Stated task:
Could you extract every entry below and reproduce it exactly?
--------------------------------------------------
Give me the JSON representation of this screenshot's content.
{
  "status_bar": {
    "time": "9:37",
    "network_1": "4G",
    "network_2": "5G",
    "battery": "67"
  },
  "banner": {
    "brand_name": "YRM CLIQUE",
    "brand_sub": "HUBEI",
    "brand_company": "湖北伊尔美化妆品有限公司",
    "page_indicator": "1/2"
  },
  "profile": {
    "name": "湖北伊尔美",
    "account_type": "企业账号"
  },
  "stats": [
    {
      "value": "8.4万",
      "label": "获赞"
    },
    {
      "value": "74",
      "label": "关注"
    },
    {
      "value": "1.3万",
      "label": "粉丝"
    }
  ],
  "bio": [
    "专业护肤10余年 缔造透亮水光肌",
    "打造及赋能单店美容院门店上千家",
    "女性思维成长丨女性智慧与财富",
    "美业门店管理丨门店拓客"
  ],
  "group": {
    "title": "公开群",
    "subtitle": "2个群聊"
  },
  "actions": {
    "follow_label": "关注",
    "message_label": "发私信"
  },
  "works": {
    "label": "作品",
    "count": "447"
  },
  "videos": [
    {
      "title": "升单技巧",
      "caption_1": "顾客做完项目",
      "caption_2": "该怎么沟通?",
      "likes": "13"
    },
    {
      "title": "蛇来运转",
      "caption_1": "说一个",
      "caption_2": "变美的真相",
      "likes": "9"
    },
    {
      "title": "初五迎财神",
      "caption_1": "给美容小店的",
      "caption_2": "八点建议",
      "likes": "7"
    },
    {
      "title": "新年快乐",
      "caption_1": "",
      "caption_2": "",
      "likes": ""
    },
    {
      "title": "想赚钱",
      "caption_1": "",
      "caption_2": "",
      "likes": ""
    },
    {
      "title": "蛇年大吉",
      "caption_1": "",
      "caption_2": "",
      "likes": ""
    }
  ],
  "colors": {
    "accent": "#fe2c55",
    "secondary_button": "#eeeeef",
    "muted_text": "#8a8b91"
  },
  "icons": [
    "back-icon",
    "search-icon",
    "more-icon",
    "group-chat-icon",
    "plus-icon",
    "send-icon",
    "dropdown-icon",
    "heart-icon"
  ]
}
--------------------------------------------------
Correct result:
Give me the JSON representation of this screenshot's content.
{
  "status_bar": {
    "time": "9:37",
    "network_1": "4G",
    "network_2": "5G",
    "battery": "67"
  },
  "banner": {
    "brand_name": "YRM CLIQUE",
    "brand_sub": "HUBEI",
    "brand_company": "湖北伊尔美化妆品有限公司",
    "page_indicator": "1/2"
  },
  "profile": {
    "name": "湖北伊尔美",
    "account_type": "企业账号"
  },
  "stats": [
    {
      "value": "8.4万",
      "label": "获赞"
    },
    {
      "value": "74",
      "label": "关注"
    },
    {
      "value": "1.3万",
      "label": "粉丝"
    }
  ],
  "bio": [
    "专业护肤10余年 缔造透亮水光肌",
    "打造及赋能单店美容院门店上千家",
    "女性思维成长丨女性智慧与财富",
    "美业门店管理丨门店拓客"
  ],
  "group": {
    "title": "公开群",
    "subtitle": "2个群聊"
  },
  "actions": {
    "follow_label": "关注",
    "message_label": "发私信"
  },
  "works": {
    "label": "作品",
    "count": "447"
  },
  "videos": [
    {
      "title": "升单技巧",
      "caption_1": "顾客做完项目",
      "caption_2": "该怎么沟通?",
      "likes": "13"
    },
    {
      "title": "蛇来运转",
      "caption_1": "说一个",
      "caption_2": "变美的真相",
      "likes": "9"
    },
    {
      "title": "初五迎财神",
      "caption_1": "给美容小店的",
      "caption_2": "八点建议",
      "likes": "7"
    },
    {
      "title": "新年快乐",
      "caption_1": "",
      "caption_2": "",
      "likes": ""
    },
    {
      "title": "想赚钱",
      "caption_1": "",
      "caption_2": "",
      "likes": ""
    },
    {
      "title": "蛇年大吉",
      "caption_1": "",
      "caption_2": "",
      "likes": ""
    }
  ],
  "colors": {
    "accent": "#fe2c55",
    "secondary_button": "#eeeeef",
    "muted_text": "#8a8b91"
  },
  "icons": [
    "back-icon",
    "search-icon",
    "more-icon",
    "group-chat-icon",
    "plus-icon",
    "send-icon",
    "dropdown-icon",
    "heart-icon"
  ]
}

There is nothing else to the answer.